__Written request__.
Going through the material below, please gather all lines with the word "شريحة" in them.

[Stored entries]

>> begin

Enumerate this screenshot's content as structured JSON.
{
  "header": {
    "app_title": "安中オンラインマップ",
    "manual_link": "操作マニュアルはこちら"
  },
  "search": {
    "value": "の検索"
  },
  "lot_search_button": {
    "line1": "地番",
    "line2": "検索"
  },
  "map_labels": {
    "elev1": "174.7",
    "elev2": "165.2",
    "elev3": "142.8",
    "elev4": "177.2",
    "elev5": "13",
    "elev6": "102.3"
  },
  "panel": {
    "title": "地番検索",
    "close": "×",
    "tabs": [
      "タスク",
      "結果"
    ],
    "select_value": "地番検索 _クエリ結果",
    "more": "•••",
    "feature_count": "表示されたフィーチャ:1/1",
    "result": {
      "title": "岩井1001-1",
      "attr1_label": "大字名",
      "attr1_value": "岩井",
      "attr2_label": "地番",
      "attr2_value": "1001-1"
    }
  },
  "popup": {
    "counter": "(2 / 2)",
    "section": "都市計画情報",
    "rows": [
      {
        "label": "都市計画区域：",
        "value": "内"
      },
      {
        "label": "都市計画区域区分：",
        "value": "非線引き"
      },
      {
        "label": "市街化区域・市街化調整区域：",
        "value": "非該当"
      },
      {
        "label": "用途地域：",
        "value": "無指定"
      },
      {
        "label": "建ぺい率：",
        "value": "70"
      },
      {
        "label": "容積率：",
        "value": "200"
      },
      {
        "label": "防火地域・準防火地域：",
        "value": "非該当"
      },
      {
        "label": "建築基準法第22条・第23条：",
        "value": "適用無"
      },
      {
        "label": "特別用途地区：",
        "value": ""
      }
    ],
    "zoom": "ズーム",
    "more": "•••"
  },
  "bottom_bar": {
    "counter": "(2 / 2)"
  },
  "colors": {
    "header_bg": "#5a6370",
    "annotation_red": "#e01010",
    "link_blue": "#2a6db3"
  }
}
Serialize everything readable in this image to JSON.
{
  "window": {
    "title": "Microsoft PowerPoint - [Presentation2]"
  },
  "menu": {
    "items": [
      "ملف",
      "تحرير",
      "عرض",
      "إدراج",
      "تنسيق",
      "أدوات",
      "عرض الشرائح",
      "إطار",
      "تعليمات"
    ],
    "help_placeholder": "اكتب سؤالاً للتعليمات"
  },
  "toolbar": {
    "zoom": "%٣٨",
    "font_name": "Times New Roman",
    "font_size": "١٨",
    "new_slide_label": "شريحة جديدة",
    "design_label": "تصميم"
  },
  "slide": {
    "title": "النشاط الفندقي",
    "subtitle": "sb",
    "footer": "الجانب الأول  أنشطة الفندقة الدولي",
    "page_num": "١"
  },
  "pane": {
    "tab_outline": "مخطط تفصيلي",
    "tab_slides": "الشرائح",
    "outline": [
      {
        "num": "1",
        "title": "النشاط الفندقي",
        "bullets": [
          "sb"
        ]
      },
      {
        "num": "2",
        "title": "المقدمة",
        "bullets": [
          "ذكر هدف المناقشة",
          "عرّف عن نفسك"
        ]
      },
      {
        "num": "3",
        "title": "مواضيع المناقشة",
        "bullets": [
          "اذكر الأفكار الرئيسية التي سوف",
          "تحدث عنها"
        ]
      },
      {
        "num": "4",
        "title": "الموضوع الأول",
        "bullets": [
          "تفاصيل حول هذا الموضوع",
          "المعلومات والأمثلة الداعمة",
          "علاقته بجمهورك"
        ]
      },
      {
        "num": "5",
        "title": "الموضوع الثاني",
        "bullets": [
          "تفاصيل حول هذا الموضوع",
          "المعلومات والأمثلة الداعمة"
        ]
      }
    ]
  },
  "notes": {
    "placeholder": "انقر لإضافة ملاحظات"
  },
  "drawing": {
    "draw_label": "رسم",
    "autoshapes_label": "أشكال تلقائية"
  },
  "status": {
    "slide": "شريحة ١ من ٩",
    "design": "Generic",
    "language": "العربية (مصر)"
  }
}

>> end

__Exercise response__.
    "new_slide_label": "شريحة جديدة",
    "slide": "شريحة ١ من ٩",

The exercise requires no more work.